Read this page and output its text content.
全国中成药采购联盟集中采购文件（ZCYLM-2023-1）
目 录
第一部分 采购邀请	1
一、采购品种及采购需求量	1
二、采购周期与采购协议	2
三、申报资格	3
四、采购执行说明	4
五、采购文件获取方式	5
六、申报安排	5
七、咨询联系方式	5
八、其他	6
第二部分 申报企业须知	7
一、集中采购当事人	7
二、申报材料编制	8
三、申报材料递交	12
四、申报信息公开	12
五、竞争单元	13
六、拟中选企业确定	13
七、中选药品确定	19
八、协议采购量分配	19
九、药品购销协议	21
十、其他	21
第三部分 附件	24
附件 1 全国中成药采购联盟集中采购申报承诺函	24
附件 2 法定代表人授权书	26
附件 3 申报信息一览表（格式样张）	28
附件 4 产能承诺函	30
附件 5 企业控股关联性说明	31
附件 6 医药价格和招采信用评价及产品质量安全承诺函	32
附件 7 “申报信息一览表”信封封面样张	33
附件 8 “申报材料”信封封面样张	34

□ □ □ □

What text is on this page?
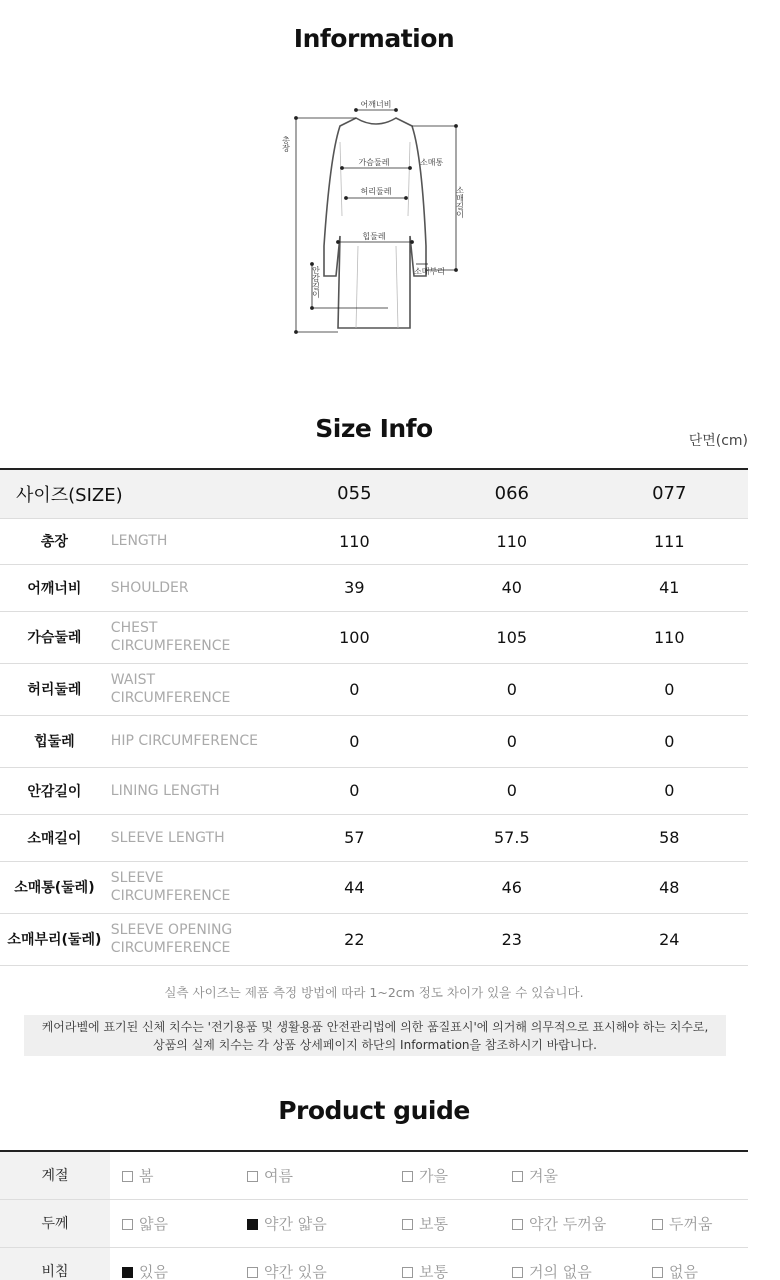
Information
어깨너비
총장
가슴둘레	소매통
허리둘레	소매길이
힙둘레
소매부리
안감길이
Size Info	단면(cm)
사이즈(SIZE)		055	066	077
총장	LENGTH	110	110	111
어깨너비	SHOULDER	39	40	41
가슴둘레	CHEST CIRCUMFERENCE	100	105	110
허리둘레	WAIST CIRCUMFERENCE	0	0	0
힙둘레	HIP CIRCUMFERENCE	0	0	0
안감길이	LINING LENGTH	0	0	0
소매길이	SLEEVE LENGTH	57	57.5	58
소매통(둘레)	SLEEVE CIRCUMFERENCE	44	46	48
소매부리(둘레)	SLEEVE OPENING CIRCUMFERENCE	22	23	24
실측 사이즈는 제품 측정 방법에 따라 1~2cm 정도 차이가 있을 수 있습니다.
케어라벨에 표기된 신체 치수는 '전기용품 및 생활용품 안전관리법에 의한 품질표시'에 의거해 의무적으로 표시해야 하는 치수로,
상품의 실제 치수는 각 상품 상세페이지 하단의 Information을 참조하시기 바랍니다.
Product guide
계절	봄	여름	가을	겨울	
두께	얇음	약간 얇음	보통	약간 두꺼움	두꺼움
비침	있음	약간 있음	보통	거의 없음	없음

□ □ □ □

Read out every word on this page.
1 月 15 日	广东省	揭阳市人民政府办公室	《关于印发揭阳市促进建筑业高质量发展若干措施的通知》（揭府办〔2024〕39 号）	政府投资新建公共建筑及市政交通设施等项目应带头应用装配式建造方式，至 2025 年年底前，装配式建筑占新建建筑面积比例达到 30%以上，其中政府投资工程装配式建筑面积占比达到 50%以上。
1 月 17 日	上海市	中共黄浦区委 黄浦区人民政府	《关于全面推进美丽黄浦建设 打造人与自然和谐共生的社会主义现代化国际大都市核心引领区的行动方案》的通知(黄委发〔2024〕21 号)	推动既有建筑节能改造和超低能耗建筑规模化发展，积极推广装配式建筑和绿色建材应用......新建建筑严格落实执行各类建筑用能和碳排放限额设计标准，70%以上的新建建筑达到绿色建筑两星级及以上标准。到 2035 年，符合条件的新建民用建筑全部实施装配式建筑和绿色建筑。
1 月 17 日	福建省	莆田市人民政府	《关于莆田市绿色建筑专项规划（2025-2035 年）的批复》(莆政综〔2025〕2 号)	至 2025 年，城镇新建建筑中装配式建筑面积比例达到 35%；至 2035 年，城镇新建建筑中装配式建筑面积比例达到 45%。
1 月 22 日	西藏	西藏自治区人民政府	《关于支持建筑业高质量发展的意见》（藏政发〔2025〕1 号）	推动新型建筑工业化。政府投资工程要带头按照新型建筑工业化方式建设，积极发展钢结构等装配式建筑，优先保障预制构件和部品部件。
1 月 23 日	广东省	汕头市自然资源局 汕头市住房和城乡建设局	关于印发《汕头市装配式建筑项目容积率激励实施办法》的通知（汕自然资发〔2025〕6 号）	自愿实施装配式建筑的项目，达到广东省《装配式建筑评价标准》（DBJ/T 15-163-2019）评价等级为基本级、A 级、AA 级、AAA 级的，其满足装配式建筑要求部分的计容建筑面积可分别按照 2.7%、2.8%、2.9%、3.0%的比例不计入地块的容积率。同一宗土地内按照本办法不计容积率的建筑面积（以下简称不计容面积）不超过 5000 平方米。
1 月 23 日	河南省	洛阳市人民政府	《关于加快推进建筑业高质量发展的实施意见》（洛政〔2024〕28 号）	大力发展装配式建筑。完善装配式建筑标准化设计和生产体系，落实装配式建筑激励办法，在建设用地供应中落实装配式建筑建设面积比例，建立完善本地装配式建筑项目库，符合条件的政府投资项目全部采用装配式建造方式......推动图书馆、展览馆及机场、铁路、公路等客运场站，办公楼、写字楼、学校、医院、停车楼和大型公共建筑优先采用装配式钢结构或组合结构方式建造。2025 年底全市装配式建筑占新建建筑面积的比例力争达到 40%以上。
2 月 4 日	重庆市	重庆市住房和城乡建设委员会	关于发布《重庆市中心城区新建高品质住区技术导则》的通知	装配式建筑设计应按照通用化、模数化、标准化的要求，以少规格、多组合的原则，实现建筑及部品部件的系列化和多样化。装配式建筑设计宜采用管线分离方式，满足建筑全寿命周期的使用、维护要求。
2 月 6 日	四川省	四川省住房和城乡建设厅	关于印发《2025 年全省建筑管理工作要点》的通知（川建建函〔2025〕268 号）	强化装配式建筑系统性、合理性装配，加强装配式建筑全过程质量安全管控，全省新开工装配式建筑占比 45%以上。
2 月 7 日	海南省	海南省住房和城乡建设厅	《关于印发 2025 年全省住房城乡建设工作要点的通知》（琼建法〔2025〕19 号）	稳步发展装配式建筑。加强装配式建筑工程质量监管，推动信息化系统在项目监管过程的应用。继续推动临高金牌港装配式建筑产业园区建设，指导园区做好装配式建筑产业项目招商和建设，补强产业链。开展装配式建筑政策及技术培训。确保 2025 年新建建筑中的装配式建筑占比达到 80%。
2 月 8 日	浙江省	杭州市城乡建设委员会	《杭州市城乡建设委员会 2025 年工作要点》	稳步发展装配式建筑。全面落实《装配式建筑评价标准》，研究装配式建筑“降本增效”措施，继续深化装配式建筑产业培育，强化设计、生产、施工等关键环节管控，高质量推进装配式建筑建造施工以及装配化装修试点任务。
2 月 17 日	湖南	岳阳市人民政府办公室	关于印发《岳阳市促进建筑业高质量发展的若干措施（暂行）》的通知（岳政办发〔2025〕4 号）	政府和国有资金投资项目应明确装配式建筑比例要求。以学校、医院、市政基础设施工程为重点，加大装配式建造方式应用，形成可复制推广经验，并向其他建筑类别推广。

□ □ □ □

#### Required task
Each line above that holds the string "LENGTH" should be copied and shown.

#### Solution to the exercise
총장	LENGTH	110	110	111
안감길이	LINING LENGTH	0	0	0
소매길이	SLEEVE LENGTH	57	57.5	58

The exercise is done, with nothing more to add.